**REQUIRED TASK:**
Your answer should be a single number: the count of lines containing "this".

**DATA TO USE:**
***

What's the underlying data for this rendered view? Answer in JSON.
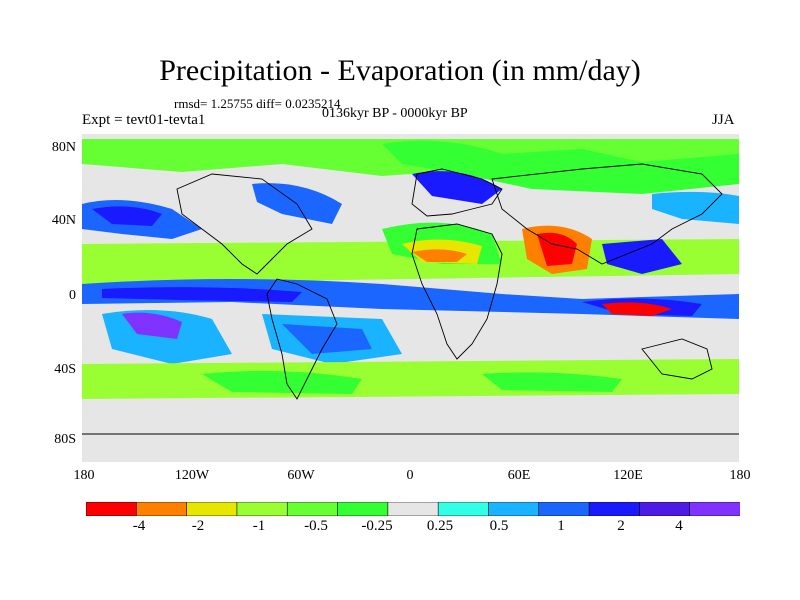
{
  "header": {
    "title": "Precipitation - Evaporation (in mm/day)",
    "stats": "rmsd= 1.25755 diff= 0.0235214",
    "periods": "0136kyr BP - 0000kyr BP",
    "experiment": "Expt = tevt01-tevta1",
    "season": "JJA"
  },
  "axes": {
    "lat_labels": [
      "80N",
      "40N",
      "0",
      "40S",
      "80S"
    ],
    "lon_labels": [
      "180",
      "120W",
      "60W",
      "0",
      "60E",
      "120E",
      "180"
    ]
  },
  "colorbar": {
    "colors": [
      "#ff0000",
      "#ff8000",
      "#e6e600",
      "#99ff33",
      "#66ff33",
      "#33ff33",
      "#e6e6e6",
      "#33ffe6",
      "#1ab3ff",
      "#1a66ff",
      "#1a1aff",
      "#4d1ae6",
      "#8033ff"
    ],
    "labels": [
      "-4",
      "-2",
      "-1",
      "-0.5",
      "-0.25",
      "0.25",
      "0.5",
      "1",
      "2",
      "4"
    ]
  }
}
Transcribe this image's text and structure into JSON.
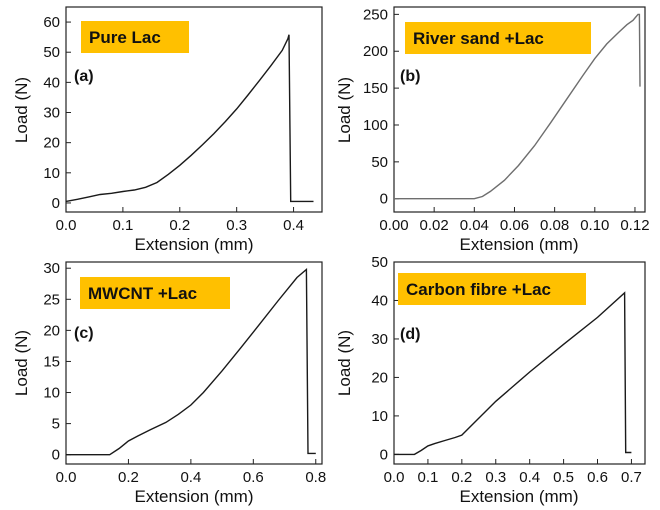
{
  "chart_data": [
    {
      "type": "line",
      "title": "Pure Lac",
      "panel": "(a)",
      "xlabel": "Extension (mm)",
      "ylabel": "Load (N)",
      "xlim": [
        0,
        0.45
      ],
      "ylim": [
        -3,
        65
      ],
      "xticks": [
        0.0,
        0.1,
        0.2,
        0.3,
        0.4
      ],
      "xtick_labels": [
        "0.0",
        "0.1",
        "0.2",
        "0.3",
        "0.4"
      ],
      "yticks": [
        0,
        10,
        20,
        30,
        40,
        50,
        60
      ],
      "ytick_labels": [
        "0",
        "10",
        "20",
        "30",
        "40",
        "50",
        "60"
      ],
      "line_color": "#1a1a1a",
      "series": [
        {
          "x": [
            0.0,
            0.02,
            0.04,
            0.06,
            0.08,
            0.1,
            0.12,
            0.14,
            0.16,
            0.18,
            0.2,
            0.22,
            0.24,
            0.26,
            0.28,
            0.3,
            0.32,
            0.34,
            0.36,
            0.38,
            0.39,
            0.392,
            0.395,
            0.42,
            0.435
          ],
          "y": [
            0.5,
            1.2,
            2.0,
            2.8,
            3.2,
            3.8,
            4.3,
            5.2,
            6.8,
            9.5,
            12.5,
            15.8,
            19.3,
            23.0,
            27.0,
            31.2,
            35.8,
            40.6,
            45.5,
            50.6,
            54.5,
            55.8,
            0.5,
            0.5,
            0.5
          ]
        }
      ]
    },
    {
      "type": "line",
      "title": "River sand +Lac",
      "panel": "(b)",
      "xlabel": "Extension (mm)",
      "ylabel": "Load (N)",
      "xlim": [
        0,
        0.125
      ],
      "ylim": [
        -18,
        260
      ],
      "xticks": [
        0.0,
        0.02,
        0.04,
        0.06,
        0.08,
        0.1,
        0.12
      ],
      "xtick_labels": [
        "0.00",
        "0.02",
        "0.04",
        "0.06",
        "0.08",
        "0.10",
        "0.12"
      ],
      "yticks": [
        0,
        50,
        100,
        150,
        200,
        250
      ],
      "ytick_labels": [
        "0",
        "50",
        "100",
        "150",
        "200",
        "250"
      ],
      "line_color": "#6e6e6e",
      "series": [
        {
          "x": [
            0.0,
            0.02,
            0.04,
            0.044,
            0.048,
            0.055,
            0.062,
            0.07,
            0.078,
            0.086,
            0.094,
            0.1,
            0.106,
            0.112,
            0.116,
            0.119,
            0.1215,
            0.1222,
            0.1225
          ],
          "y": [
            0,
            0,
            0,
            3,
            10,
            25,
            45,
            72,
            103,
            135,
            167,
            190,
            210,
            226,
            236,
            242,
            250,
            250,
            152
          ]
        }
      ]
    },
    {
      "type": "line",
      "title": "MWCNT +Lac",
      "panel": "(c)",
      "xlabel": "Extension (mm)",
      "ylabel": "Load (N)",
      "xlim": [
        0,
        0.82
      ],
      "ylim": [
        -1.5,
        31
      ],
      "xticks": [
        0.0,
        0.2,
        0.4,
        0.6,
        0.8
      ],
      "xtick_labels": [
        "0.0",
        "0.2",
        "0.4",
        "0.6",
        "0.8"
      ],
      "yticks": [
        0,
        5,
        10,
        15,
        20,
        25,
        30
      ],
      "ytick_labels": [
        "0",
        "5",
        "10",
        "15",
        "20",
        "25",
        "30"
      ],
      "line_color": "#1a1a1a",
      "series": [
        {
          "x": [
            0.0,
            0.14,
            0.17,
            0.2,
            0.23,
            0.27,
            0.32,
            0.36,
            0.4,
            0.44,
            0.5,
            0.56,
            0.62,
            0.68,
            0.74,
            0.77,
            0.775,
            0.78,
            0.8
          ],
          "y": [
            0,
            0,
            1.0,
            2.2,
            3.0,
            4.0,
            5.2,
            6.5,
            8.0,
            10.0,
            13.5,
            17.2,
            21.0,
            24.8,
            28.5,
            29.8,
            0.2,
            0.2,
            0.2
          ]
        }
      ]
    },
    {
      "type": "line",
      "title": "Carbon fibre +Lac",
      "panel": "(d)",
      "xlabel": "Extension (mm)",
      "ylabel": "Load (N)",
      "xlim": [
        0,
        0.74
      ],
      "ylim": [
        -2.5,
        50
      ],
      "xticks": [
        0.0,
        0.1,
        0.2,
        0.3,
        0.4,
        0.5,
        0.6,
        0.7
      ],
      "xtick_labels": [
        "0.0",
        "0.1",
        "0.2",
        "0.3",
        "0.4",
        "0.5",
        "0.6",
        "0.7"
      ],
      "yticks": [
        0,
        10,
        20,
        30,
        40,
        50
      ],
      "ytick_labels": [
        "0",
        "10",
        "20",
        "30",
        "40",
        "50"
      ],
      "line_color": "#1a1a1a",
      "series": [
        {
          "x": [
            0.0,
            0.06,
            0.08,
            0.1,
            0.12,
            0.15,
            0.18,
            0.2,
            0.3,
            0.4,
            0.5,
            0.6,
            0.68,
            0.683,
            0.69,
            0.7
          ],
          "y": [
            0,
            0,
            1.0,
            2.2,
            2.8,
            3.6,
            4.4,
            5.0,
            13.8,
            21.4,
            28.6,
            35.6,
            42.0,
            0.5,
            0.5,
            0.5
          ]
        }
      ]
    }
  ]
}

***

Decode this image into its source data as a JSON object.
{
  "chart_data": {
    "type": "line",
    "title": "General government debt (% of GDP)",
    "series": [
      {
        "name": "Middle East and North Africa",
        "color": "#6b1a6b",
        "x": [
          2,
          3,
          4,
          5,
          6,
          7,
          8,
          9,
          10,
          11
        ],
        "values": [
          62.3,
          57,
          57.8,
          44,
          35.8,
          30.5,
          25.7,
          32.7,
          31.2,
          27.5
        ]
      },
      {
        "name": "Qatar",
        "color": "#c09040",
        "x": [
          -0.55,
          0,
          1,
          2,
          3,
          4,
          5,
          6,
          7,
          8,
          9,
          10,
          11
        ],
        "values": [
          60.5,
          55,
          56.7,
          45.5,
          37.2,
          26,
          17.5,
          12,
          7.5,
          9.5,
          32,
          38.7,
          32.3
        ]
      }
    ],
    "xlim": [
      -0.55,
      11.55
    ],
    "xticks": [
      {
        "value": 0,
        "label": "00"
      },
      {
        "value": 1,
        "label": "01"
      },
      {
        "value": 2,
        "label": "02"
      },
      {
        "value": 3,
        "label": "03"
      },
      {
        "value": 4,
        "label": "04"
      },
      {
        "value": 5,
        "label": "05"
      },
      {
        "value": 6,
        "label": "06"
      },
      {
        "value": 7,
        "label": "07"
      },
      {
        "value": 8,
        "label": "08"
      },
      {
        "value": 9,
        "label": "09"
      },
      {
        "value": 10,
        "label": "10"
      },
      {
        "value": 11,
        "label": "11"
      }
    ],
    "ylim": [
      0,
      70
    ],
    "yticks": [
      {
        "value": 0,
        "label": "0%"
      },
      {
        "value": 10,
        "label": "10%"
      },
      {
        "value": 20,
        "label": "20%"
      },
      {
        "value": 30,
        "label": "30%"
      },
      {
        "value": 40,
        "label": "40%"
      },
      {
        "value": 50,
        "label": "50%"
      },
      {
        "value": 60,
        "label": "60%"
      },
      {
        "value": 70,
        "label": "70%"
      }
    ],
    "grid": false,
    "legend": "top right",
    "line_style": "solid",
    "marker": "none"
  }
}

***

**EXERCISE OUTPUT:**
3